## Directions
The entries need to be copied exactly.

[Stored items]
Start
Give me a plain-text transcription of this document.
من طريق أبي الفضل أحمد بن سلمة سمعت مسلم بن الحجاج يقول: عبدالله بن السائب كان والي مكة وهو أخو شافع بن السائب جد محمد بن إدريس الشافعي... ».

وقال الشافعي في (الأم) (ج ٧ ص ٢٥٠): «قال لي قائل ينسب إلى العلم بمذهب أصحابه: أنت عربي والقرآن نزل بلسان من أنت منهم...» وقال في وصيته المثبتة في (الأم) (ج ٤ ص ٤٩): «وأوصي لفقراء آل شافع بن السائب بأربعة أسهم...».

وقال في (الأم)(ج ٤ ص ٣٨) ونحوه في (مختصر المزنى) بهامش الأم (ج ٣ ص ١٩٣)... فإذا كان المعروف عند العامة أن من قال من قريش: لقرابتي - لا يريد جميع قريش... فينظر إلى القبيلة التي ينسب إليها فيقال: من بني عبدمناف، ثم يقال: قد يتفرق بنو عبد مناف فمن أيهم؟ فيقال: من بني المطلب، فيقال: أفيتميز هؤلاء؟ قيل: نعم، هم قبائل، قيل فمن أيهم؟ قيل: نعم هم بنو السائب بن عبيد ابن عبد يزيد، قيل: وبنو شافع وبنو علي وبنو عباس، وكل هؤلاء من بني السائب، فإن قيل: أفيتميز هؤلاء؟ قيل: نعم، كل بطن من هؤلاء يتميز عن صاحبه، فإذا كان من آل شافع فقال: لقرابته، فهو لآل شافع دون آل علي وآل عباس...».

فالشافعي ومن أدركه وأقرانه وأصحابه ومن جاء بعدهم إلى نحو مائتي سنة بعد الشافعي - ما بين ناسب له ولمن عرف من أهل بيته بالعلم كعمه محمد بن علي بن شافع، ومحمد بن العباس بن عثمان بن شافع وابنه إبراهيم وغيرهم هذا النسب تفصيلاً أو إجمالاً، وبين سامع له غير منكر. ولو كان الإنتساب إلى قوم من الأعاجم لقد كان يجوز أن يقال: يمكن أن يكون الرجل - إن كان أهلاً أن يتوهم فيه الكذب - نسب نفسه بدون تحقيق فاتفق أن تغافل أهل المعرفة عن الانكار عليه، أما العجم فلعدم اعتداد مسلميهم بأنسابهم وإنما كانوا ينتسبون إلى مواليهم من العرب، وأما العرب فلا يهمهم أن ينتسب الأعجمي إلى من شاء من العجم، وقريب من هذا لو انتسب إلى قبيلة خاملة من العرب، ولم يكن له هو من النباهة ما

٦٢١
End
## Written response
Give me a plain-text transcription of this document.
من طريق أبي الفضل أحمد بن سلمة سمعت مسلم بن الحجاج يقول: عبدالله بن السائب كان والي مكة وهو أخو شافع بن السائب جد محمد بن إدريس الشافعي... ».

وقال الشافعي في (الأم) (ج ٧ ص ٢٥٠): «قال لي قائل ينسب إلى العلم بمذهب أصحابه: أنت عربي والقرآن نزل بلسان من أنت منهم...» وقال في وصيته المثبتة في (الأم) (ج ٤ ص ٤٩): «وأوصي لفقراء آل شافع بن السائب بأربعة أسهم...».

وقال في (الأم)(ج ٤ ص ٣٨) ونحوه في (مختصر المزنى) بهامش الأم (ج ٣ ص ١٩٣)... فإذا كان المعروف عند العامة أن من قال من قريش: لقرابتي - لا يريد جميع قريش... فينظر إلى القبيلة التي ينسب إليها فيقال: من بني عبدمناف، ثم يقال: قد يتفرق بنو عبد مناف فمن أيهم؟ فيقال: من بني المطلب، فيقال: أفيتميز هؤلاء؟ قيل: نعم، هم قبائل، قيل فمن أيهم؟ قيل: نعم هم بنو السائب بن عبيد ابن عبد يزيد، قيل: وبنو شافع وبنو علي وبنو عباس، وكل هؤلاء من بني السائب، فإن قيل: أفيتميز هؤلاء؟ قيل: نعم، كل بطن من هؤلاء يتميز عن صاحبه، فإذا كان من آل شافع فقال: لقرابته، فهو لآل شافع دون آل علي وآل عباس...».

فالشافعي ومن أدركه وأقرانه وأصحابه ومن جاء بعدهم إلى نحو مائتي سنة بعد الشافعي - ما بين ناسب له ولمن عرف من أهل بيته بالعلم كعمه محمد بن علي بن شافع، ومحمد بن العباس بن عثمان بن شافع وابنه إبراهيم وغيرهم هذا النسب تفصيلاً أو إجمالاً، وبين سامع له غير منكر. ولو كان الإنتساب إلى قوم من الأعاجم لقد كان يجوز أن يقال: يمكن أن يكون الرجل - إن كان أهلاً أن يتوهم فيه الكذب - نسب نفسه بدون تحقيق فاتفق أن تغافل أهل المعرفة عن الانكار عليه، أما العجم فلعدم اعتداد مسلميهم بأنسابهم وإنما كانوا ينتسبون إلى مواليهم من العرب، وأما العرب فلا يهمهم أن ينتسب الأعجمي إلى من شاء من العجم، وقريب من هذا لو انتسب إلى قبيلة خاملة من العرب، ولم يكن له هو من النباهة ما

٦٢١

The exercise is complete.